======== Task data
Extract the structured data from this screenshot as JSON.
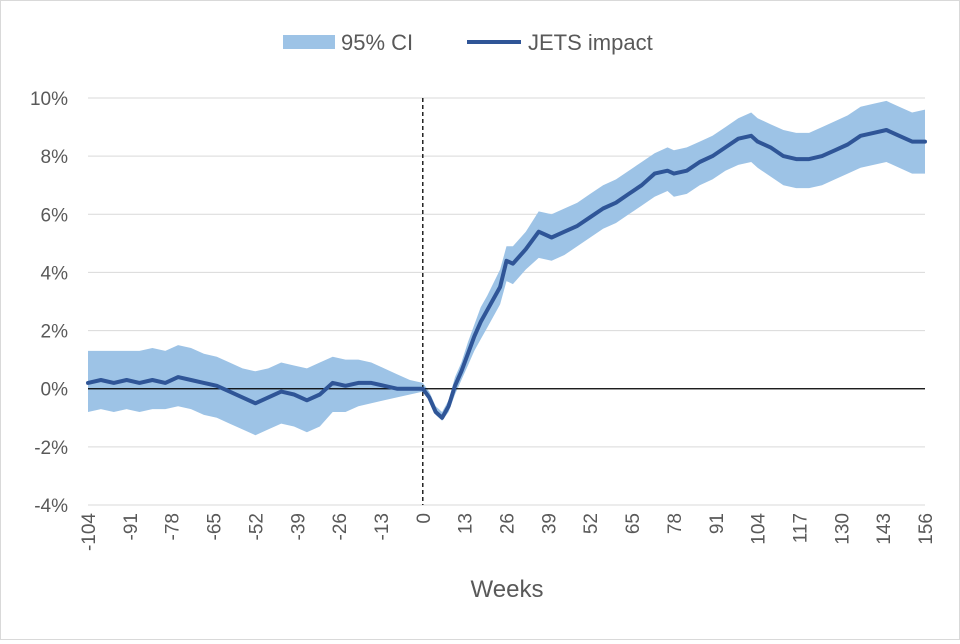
{
  "chart_data": {
    "type": "area",
    "xlabel": "Weeks",
    "ylabel": "",
    "xlim": [
      -104,
      156
    ],
    "ylim": [
      -4,
      10
    ],
    "grid": true,
    "legend_position": "top-center",
    "x_ticks": [
      -104,
      -91,
      -78,
      -65,
      -52,
      -39,
      -26,
      -13,
      0,
      13,
      26,
      39,
      52,
      65,
      78,
      91,
      104,
      117,
      130,
      143,
      156
    ],
    "y_ticks": [
      -4,
      -2,
      0,
      2,
      4,
      6,
      8,
      10
    ],
    "y_tick_labels": [
      "-4%",
      "-2%",
      "0%",
      "2%",
      "4%",
      "6%",
      "8%",
      "10%"
    ],
    "reference_lines": {
      "vertical_dashed_x": 0,
      "horizontal_y": 0
    },
    "x": [
      -104,
      -100,
      -96,
      -92,
      -88,
      -84,
      -80,
      -76,
      -72,
      -68,
      -64,
      -60,
      -56,
      -52,
      -48,
      -44,
      -40,
      -36,
      -32,
      -28,
      -24,
      -20,
      -16,
      -12,
      -8,
      -4,
      0,
      2,
      4,
      6,
      8,
      10,
      12,
      14,
      16,
      18,
      20,
      24,
      26,
      28,
      32,
      36,
      40,
      44,
      48,
      52,
      56,
      60,
      64,
      68,
      72,
      76,
      78,
      82,
      86,
      90,
      94,
      98,
      102,
      104,
      108,
      112,
      116,
      120,
      124,
      128,
      132,
      136,
      140,
      144,
      148,
      152,
      156
    ],
    "series": [
      {
        "name": "JETS impact",
        "color": "#2f5597",
        "values": [
          0.2,
          0.3,
          0.2,
          0.3,
          0.2,
          0.3,
          0.2,
          0.4,
          0.3,
          0.2,
          0.1,
          -0.1,
          -0.3,
          -0.5,
          -0.3,
          -0.1,
          -0.2,
          -0.4,
          -0.2,
          0.2,
          0.1,
          0.2,
          0.2,
          0.1,
          0.0,
          0.0,
          0.0,
          -0.3,
          -0.8,
          -1.0,
          -0.6,
          0.1,
          0.6,
          1.2,
          1.8,
          2.3,
          2.7,
          3.5,
          4.4,
          4.3,
          4.8,
          5.4,
          5.2,
          5.4,
          5.6,
          5.9,
          6.2,
          6.4,
          6.7,
          7.0,
          7.4,
          7.5,
          7.4,
          7.5,
          7.8,
          8.0,
          8.3,
          8.6,
          8.7,
          8.5,
          8.3,
          8.0,
          7.9,
          7.9,
          8.0,
          8.2,
          8.4,
          8.7,
          8.8,
          8.9,
          8.7,
          8.5,
          8.5
        ]
      },
      {
        "name": "95% CI",
        "color": "#9dc3e6",
        "lower": [
          -0.8,
          -0.7,
          -0.8,
          -0.7,
          -0.8,
          -0.7,
          -0.7,
          -0.6,
          -0.7,
          -0.9,
          -1.0,
          -1.2,
          -1.4,
          -1.6,
          -1.4,
          -1.2,
          -1.3,
          -1.5,
          -1.3,
          -0.8,
          -0.8,
          -0.6,
          -0.5,
          -0.4,
          -0.3,
          -0.2,
          -0.1,
          -0.4,
          -0.9,
          -1.1,
          -0.8,
          -0.2,
          0.3,
          0.8,
          1.3,
          1.7,
          2.1,
          2.9,
          3.7,
          3.6,
          4.1,
          4.5,
          4.4,
          4.6,
          4.9,
          5.2,
          5.5,
          5.7,
          6.0,
          6.3,
          6.6,
          6.8,
          6.6,
          6.7,
          7.0,
          7.2,
          7.5,
          7.7,
          7.8,
          7.6,
          7.3,
          7.0,
          6.9,
          6.9,
          7.0,
          7.2,
          7.4,
          7.6,
          7.7,
          7.8,
          7.6,
          7.4,
          7.4
        ],
        "upper": [
          1.3,
          1.3,
          1.3,
          1.3,
          1.3,
          1.4,
          1.3,
          1.5,
          1.4,
          1.2,
          1.1,
          0.9,
          0.7,
          0.6,
          0.7,
          0.9,
          0.8,
          0.7,
          0.9,
          1.1,
          1.0,
          1.0,
          0.9,
          0.7,
          0.5,
          0.3,
          0.2,
          -0.1,
          -0.6,
          -0.8,
          -0.4,
          0.4,
          0.9,
          1.6,
          2.2,
          2.8,
          3.2,
          4.1,
          4.9,
          4.9,
          5.4,
          6.1,
          6.0,
          6.2,
          6.4,
          6.7,
          7.0,
          7.2,
          7.5,
          7.8,
          8.1,
          8.3,
          8.2,
          8.3,
          8.5,
          8.7,
          9.0,
          9.3,
          9.5,
          9.3,
          9.1,
          8.9,
          8.8,
          8.8,
          9.0,
          9.2,
          9.4,
          9.7,
          9.8,
          9.9,
          9.7,
          9.5,
          9.6
        ]
      }
    ]
  }
}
================
:: Written task ::
Reproduce the data verbatim. Do not carry any picture into the copy.

:: Result for this exercise ::
Extract the structured data from this screenshot as JSON.
{
  "chart_data": {
    "type": "area",
    "xlabel": "Weeks",
    "ylabel": "",
    "xlim": [
      -104,
      156
    ],
    "ylim": [
      -4,
      10
    ],
    "grid": true,
    "legend_position": "top-center",
    "x_ticks": [
      -104,
      -91,
      -78,
      -65,
      -52,
      -39,
      -26,
      -13,
      0,
      13,
      26,
      39,
      52,
      65,
      78,
      91,
      104,
      117,
      130,
      143,
      156
    ],
    "y_ticks": [
      -4,
      -2,
      0,
      2,
      4,
      6,
      8,
      10
    ],
    "y_tick_labels": [
      "-4%",
      "-2%",
      "0%",
      "2%",
      "4%",
      "6%",
      "8%",
      "10%"
    ],
    "reference_lines": {
      "vertical_dashed_x": 0,
      "horizontal_y": 0
    },
    "x": [
      -104,
      -100,
      -96,
      -92,
      -88,
      -84,
      -80,
      -76,
      -72,
      -68,
      -64,
      -60,
      -56,
      -52,
      -48,
      -44,
      -40,
      -36,
      -32,
      -28,
      -24,
      -20,
      -16,
      -12,
      -8,
      -4,
      0,
      2,
      4,
      6,
      8,
      10,
      12,
      14,
      16,
      18,
      20,
      24,
      26,
      28,
      32,
      36,
      40,
      44,
      48,
      52,
      56,
      60,
      64,
      68,
      72,
      76,
      78,
      82,
      86,
      90,
      94,
      98,
      102,
      104,
      108,
      112,
      116,
      120,
      124,
      128,
      132,
      136,
      140,
      144,
      148,
      152,
      156
    ],
    "series": [
      {
        "name": "JETS impact",
        "color": "#2f5597",
        "values": [
          0.2,
          0.3,
          0.2,
          0.3,
          0.2,
          0.3,
          0.2,
          0.4,
          0.3,
          0.2,
          0.1,
          -0.1,
          -0.3,
          -0.5,
          -0.3,
          -0.1,
          -0.2,
          -0.4,
          -0.2,
          0.2,
          0.1,
          0.2,
          0.2,
          0.1,
          0.0,
          0.0,
          0.0,
          -0.3,
          -0.8,
          -1.0,
          -0.6,
          0.1,
          0.6,
          1.2,
          1.8,
          2.3,
          2.7,
          3.5,
          4.4,
          4.3,
          4.8,
          5.4,
          5.2,
          5.4,
          5.6,
          5.9,
          6.2,
          6.4,
          6.7,
          7.0,
          7.4,
          7.5,
          7.4,
          7.5,
          7.8,
          8.0,
          8.3,
          8.6,
          8.7,
          8.5,
          8.3,
          8.0,
          7.9,
          7.9,
          8.0,
          8.2,
          8.4,
          8.7,
          8.8,
          8.9,
          8.7,
          8.5,
          8.5
        ]
      },
      {
        "name": "95% CI",
        "color": "#9dc3e6",
        "lower": [
          -0.8,
          -0.7,
          -0.8,
          -0.7,
          -0.8,
          -0.7,
          -0.7,
          -0.6,
          -0.7,
          -0.9,
          -1.0,
          -1.2,
          -1.4,
          -1.6,
          -1.4,
          -1.2,
          -1.3,
          -1.5,
          -1.3,
          -0.8,
          -0.8,
          -0.6,
          -0.5,
          -0.4,
          -0.3,
          -0.2,
          -0.1,
          -0.4,
          -0.9,
          -1.1,
          -0.8,
          -0.2,
          0.3,
          0.8,
          1.3,
          1.7,
          2.1,
          2.9,
          3.7,
          3.6,
          4.1,
          4.5,
          4.4,
          4.6,
          4.9,
          5.2,
          5.5,
          5.7,
          6.0,
          6.3,
          6.6,
          6.8,
          6.6,
          6.7,
          7.0,
          7.2,
          7.5,
          7.7,
          7.8,
          7.6,
          7.3,
          7.0,
          6.9,
          6.9,
          7.0,
          7.2,
          7.4,
          7.6,
          7.7,
          7.8,
          7.6,
          7.4,
          7.4
        ],
        "upper": [
          1.3,
          1.3,
          1.3,
          1.3,
          1.3,
          1.4,
          1.3,
          1.5,
          1.4,
          1.2,
          1.1,
          0.9,
          0.7,
          0.6,
          0.7,
          0.9,
          0.8,
          0.7,
          0.9,
          1.1,
          1.0,
          1.0,
          0.9,
          0.7,
          0.5,
          0.3,
          0.2,
          -0.1,
          -0.6,
          -0.8,
          -0.4,
          0.4,
          0.9,
          1.6,
          2.2,
          2.8,
          3.2,
          4.1,
          4.9,
          4.9,
          5.4,
          6.1,
          6.0,
          6.2,
          6.4,
          6.7,
          7.0,
          7.2,
          7.5,
          7.8,
          8.1,
          8.3,
          8.2,
          8.3,
          8.5,
          8.7,
          9.0,
          9.3,
          9.5,
          9.3,
          9.1,
          8.9,
          8.8,
          8.8,
          9.0,
          9.2,
          9.4,
          9.7,
          9.8,
          9.9,
          9.7,
          9.5,
          9.6
        ]
      }
    ]
  }
}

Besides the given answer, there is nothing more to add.